Work to be completed:
Rewrite the items below as a numbered list, skipping any blank lines. Start at the very first line and go up to and including the line that contains "sidebar: DA xyxy=(0,0,64,1080)".

[Begin Entries shown]

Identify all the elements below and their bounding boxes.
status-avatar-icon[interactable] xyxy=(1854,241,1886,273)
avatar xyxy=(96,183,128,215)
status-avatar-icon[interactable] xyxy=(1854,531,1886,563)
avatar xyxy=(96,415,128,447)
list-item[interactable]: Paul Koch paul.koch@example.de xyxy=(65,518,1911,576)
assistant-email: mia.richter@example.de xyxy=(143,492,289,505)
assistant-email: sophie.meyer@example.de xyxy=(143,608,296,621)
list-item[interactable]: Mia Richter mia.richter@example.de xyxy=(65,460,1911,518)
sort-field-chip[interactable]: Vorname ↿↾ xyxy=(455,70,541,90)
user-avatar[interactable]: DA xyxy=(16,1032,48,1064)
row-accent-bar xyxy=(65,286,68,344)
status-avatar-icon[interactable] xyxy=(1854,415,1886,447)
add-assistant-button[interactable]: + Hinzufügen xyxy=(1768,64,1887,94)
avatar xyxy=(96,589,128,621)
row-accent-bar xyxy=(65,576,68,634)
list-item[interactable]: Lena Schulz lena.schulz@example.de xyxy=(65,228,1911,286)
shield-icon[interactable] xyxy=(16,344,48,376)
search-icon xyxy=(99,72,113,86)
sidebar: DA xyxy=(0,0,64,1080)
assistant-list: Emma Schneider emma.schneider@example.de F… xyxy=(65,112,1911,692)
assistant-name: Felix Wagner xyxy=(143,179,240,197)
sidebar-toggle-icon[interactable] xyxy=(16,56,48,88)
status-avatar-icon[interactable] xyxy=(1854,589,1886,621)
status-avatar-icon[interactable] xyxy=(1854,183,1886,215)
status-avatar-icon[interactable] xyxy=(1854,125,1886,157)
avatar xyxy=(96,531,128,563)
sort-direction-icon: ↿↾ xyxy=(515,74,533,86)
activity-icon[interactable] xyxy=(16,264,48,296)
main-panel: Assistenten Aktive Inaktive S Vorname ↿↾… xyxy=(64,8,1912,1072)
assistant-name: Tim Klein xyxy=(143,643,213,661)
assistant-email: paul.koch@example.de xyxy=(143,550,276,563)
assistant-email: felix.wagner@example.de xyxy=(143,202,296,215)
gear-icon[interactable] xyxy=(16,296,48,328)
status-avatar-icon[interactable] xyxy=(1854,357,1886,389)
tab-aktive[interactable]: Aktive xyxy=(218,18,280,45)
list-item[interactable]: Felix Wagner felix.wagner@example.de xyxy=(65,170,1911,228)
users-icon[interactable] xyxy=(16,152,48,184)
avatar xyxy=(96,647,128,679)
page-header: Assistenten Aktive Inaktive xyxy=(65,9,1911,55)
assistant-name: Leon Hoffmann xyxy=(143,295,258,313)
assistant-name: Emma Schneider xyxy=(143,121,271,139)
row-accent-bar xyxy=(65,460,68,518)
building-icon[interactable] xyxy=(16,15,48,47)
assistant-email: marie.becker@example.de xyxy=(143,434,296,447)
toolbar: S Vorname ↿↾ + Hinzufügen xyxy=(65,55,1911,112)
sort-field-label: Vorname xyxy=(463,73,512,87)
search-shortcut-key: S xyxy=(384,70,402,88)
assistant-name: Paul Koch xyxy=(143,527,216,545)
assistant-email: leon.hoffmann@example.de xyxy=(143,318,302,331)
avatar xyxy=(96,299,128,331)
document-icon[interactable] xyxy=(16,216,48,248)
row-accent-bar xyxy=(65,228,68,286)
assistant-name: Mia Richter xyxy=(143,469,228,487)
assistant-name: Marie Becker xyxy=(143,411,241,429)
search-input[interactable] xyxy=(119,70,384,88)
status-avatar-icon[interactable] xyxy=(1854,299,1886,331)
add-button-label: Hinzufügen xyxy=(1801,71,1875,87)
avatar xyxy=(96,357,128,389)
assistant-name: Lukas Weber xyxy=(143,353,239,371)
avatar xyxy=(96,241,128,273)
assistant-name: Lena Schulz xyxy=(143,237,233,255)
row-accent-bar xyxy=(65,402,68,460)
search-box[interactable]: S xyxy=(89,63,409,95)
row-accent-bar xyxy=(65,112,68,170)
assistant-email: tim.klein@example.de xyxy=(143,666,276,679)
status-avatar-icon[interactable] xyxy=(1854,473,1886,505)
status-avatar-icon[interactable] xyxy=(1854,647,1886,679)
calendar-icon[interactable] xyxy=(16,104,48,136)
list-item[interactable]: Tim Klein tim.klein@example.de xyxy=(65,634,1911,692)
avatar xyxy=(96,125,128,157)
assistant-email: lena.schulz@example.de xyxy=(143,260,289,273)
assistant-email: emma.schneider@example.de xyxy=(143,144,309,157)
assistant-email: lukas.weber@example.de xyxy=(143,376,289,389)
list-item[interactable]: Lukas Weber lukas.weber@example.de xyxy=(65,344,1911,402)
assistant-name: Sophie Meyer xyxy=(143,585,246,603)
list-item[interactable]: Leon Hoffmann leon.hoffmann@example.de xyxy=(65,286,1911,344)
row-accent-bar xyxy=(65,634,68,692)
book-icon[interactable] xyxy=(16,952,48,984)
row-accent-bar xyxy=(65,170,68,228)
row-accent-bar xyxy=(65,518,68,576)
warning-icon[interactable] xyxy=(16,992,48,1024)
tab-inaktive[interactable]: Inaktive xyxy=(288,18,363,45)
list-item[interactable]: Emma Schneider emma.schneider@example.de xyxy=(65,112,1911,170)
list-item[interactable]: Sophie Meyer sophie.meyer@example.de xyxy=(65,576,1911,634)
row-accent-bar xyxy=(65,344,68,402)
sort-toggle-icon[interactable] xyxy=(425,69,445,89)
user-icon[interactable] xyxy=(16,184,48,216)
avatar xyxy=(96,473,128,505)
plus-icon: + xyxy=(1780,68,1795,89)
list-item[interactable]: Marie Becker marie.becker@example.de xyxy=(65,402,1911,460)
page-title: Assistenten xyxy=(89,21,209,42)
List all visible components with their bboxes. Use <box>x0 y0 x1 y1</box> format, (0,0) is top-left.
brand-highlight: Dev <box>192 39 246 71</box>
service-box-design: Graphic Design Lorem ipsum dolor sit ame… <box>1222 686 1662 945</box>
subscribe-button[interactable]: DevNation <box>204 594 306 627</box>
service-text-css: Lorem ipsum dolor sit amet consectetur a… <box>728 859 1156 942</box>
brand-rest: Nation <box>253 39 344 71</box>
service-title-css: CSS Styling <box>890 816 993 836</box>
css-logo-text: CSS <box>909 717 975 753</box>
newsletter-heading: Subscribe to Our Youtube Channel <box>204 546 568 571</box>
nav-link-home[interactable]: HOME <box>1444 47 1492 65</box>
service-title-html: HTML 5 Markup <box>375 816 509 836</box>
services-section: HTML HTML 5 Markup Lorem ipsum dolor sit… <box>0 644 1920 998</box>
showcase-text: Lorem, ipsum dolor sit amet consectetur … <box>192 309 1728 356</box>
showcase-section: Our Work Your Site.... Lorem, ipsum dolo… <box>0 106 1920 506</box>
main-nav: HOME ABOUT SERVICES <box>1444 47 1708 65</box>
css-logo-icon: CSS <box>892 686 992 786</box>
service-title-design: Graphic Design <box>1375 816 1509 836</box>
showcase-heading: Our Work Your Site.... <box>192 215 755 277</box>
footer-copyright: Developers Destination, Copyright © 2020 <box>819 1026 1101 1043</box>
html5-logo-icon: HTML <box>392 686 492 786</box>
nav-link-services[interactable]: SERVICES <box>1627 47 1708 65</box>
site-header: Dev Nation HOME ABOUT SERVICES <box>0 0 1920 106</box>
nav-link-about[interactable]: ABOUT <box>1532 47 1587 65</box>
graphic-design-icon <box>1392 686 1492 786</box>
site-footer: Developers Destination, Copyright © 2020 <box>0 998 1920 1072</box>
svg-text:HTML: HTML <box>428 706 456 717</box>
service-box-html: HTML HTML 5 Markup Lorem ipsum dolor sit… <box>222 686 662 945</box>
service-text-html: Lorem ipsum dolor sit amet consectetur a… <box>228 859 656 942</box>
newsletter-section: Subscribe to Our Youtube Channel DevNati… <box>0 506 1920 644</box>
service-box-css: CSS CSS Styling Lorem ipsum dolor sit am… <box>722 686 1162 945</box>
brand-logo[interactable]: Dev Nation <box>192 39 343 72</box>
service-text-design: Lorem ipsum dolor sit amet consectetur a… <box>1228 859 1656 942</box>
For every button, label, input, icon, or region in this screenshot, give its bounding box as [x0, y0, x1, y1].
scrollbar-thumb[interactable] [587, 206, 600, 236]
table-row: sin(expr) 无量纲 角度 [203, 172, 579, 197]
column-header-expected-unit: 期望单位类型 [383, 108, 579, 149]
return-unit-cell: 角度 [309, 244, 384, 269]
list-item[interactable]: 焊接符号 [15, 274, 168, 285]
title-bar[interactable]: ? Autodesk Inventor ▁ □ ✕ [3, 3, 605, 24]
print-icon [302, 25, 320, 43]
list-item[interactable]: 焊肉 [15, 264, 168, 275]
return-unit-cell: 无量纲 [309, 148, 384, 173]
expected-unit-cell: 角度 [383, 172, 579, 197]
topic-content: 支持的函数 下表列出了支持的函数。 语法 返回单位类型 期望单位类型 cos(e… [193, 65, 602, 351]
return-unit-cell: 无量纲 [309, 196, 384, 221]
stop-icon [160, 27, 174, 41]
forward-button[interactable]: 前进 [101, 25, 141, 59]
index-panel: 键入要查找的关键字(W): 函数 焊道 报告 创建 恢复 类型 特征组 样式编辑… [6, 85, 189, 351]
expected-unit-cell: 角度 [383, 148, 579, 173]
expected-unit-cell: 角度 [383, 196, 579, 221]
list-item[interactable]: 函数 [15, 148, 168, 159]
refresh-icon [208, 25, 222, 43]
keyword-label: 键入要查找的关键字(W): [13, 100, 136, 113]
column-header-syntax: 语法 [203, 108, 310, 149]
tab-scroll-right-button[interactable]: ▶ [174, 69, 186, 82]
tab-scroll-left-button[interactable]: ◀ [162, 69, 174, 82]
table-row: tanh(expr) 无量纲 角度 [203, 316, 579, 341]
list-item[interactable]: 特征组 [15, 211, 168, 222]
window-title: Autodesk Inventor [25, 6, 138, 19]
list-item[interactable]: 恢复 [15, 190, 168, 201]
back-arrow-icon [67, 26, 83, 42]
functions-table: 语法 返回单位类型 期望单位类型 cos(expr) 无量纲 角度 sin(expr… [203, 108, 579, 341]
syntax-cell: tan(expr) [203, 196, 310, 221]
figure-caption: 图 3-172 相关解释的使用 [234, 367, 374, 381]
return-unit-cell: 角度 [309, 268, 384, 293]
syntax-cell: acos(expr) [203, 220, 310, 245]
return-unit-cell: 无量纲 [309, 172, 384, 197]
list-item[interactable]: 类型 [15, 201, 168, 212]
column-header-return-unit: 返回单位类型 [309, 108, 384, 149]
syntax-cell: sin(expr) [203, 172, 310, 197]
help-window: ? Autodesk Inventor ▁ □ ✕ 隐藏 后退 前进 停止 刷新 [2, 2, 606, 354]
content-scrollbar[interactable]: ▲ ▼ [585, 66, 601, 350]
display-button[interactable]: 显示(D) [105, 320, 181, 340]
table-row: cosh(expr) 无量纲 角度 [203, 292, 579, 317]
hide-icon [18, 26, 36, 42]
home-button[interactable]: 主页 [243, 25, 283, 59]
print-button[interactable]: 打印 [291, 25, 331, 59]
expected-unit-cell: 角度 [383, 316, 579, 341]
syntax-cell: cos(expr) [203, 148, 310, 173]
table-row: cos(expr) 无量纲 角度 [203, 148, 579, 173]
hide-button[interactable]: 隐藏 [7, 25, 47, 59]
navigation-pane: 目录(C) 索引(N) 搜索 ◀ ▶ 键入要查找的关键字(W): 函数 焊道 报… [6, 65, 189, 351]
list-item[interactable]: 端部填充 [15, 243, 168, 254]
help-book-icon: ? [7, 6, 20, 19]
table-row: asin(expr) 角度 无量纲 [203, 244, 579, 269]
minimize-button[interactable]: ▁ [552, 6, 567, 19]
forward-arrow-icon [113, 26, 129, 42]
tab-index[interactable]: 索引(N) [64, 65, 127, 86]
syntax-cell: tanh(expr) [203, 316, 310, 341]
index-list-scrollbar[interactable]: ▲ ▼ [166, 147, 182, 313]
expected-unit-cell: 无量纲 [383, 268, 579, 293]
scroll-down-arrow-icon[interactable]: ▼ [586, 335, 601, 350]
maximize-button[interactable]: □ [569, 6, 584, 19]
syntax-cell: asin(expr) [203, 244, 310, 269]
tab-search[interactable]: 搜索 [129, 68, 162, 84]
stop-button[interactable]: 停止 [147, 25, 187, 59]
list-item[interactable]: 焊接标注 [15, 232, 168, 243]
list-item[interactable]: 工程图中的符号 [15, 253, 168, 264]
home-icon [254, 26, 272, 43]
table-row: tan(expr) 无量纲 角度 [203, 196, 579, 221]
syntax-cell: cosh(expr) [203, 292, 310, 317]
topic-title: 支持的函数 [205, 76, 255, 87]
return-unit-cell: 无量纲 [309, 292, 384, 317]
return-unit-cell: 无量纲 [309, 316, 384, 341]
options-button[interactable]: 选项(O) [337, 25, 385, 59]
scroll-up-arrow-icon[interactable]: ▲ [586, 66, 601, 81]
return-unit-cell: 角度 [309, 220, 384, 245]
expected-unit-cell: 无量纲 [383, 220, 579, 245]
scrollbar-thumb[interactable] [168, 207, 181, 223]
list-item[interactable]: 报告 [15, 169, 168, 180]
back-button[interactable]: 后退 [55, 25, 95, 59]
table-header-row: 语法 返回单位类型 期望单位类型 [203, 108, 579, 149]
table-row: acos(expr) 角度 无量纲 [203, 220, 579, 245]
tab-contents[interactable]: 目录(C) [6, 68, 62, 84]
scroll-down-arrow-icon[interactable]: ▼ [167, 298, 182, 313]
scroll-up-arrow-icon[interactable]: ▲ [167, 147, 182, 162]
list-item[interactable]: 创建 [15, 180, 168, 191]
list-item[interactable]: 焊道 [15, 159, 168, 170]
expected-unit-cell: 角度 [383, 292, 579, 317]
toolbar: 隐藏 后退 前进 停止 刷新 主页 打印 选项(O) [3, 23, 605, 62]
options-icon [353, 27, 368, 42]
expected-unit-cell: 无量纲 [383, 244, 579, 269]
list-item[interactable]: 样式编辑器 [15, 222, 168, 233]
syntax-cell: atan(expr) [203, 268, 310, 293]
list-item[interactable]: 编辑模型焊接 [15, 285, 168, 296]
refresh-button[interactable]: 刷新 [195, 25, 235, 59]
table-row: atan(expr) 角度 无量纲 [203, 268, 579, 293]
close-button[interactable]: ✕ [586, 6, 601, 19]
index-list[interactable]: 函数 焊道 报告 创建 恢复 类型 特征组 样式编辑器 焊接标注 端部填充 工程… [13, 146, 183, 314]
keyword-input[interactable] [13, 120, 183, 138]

[End Entries shown]

Answer to this task:
1. Identify all the elements below and their bounding boxes.
2. status-avatar-icon[interactable] xyxy=(1854,241,1886,273)
3. avatar xyxy=(96,183,128,215)
4. status-avatar-icon[interactable] xyxy=(1854,531,1886,563)
5. avatar xyxy=(96,415,128,447)
6. list-item[interactable]: Paul Koch paul.koch@example.de xyxy=(65,518,1911,576)
7. assistant-email: mia.richter@example.de xyxy=(143,492,289,505)
8. assistant-email: sophie.meyer@example.de xyxy=(143,608,296,621)
9. list-item[interactable]: Mia Richter mia.richter@example.de xyxy=(65,460,1911,518)
10. sort-field-chip[interactable]: Vorname ↿↾ xyxy=(455,70,541,90)
11. user-avatar[interactable]: DA xyxy=(16,1032,48,1064)
12. row-accent-bar xyxy=(65,286,68,344)
13. status-avatar-icon[interactable] xyxy=(1854,415,1886,447)
14. add-assistant-button[interactable]: + Hinzufügen xyxy=(1768,64,1887,94)
15. avatar xyxy=(96,589,128,621)
16. row-accent-bar xyxy=(65,576,68,634)
17. list-item[interactable]: Lena Schulz lena.schulz@example.de xyxy=(65,228,1911,286)
18. shield-icon[interactable] xyxy=(16,344,48,376)
19. search-icon xyxy=(99,72,113,86)
20. sidebar: DA xyxy=(0,0,64,1080)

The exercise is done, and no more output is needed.